What is needed ::
Could you copy every line from the material below in which "розетка" appears?

Input ::
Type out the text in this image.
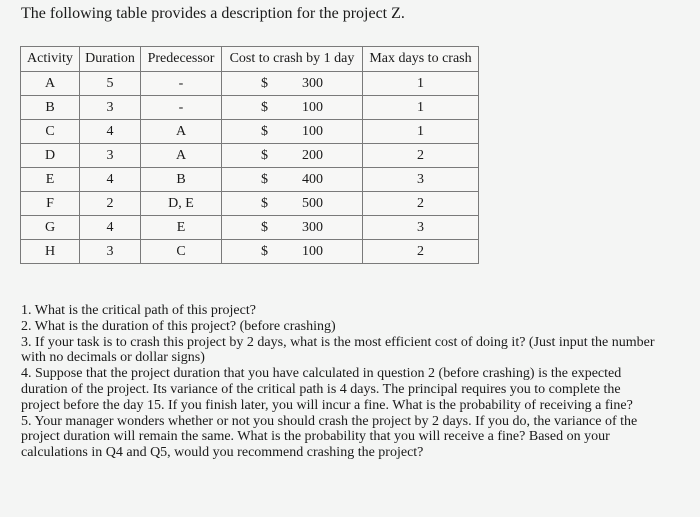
The following table provides a description for the project Z.

Activity	Duration	Predecessor	Cost to crash by 1 day	Max days to crash
A	5	-	$ 300	1
B	3	-	$ 100	1
C	4	A	$ 100	1
D	3	A	$ 200	2
E	4	B	$ 400	3
F	2	D, E	$ 500	2
G	4	E	$ 300	3
H	3	C	$ 100	2

1. What is the critical path of this project?

2. What is the duration of this project? (before crashing)

3. If your task is to crash this project by 2 days, what is the most efficient cost of doing it? (Just input the number with no decimals or dollar signs)

4. Suppose that the project duration that you have calculated in question 2 (before crashing) is the expected duration of the project. Its variance of the critical path is 4 days. The principal requires you to complete the project before the day 15. If you finish later, you will incur a fine. What is the probability of receiving a fine?

5. Your manager wonders whether or not you should crash the project by 2 days. If you do, the variance of the project duration will remain the same. What is the probability that you will receive a fine? Based on your calculations in Q4 and Q5, would you recommend crashing the project?
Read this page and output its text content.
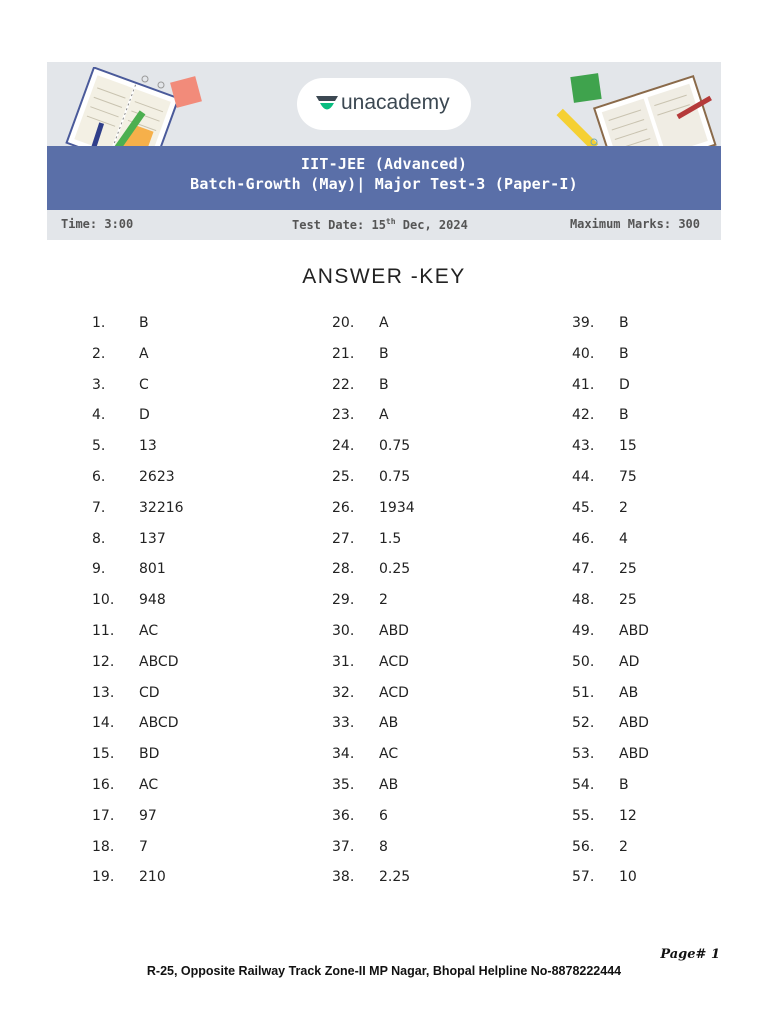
unacademy
IIT-JEE (Advanced)
Batch-Growth (May)| Major Test-3 (Paper-I)
Time: 3:00	Test Date: 15th Dec, 2024	Maximum Marks: 300
ANSWER -KEY
1. B
2. A
3. C
4. D
5. 13
6. 2623
7. 32216
8. 137
9. 801
10. 948
11. AC
12. ABCD
13. CD
14. ABCD
15. BD
16. AC
17. 97
18. 7
19. 210
20. A
21. B
22. B
23. A
24. 0.75
25. 0.75
26. 1934
27. 1.5
28. 0.25
29. 2
30. ABD
31. ACD
32. ACD
33. AB
34. AC
35. AB
36. 6
37. 8
38. 2.25
39. B
40. B
41. D
42. B
43. 15
44. 75
45. 2
46. 4
47. 25
48. 25
49. ABD
50. AD
51. AB
52. ABD
53. ABD
54. B
55. 12
56. 2
57. 10
Page# 1
R-25, Opposite Railway Track Zone-II MP Nagar, Bhopal Helpline No-8878222444
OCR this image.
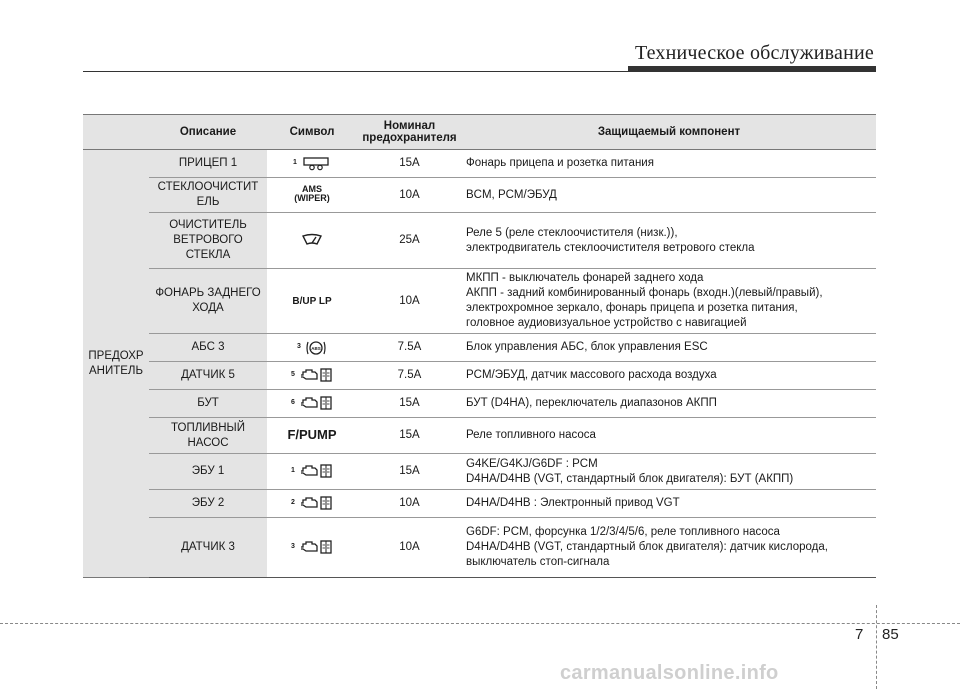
Техническое обслуживание
	Описание	Символ	Номинал предохранителя	Защищаемый компонент
ПРЕДОХР АНИТЕЛЬ	ПРИЦЕП 1	$^1$	15A	Фонарь прицепа и розетка питания

	СТЕКЛООЧИСТИТ ЕЛЬ	AMS (WIPER)	10A	BCM, PCM/ЭБУД

	ОЧИСТИТЕЛЬ ВЕТРОВОГО СТЕКЛА		25A	Реле 5 (реле стеклоочистителя (низк.)),
электродвигатель стеклоочистителя ветрового стекла

	ФОНАРЬ ЗАДНЕГО ХОДА	B/UP LP	10A	МКПП - выключатель фонарей заднего хода
АКПП - задний комбинированный фонарь (входн.)(левый/правый),
электрохромное зеркало, фонарь прицепа и розетка питания,
головное аудиовизуальное устройство с навигацией

	АБС 3	$^3$ ABS	7.5A	Блок управления АБС, блок управления ESC

	ДАТЧИК 5	$^5$	7.5A	PCM/ЭБУД, датчик массового расхода воздуха

	БУТ	$^6$	15A	БУТ (D4HA), переключатель диапазонов АКПП

	ТОПЛИВНЫЙ НАСОС	F/PUMP	15A	Реле топливного насоса

	ЭБУ 1	$^1$	15A	G4KE/G4KJ/G6DF : PCM
D4HA/D4HB (VGT, стандартный блок двигателя): БУТ (АКПП)

	ЭБУ 2	$^2$	10A	D4HA/D4HB : Электронный привод VGT

	ДАТЧИК 3	$^3$	10A	G6DF: PCM, форсунка 1/2/3/4/5/6, реле топливного насоса
D4HA/D4HB (VGT, стандартный блок двигателя): датчик кислорода,
выключатель стоп-сигнала
7 85
carmanualsonline.info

Task answer ::
ПРЕДОХР АНИТЕЛЬ	ПРИЦЕП 1	$^1$	15A	Фонарь прицепа и розетка питания
электрохромное зеркало, фонарь прицепа и розетка питания,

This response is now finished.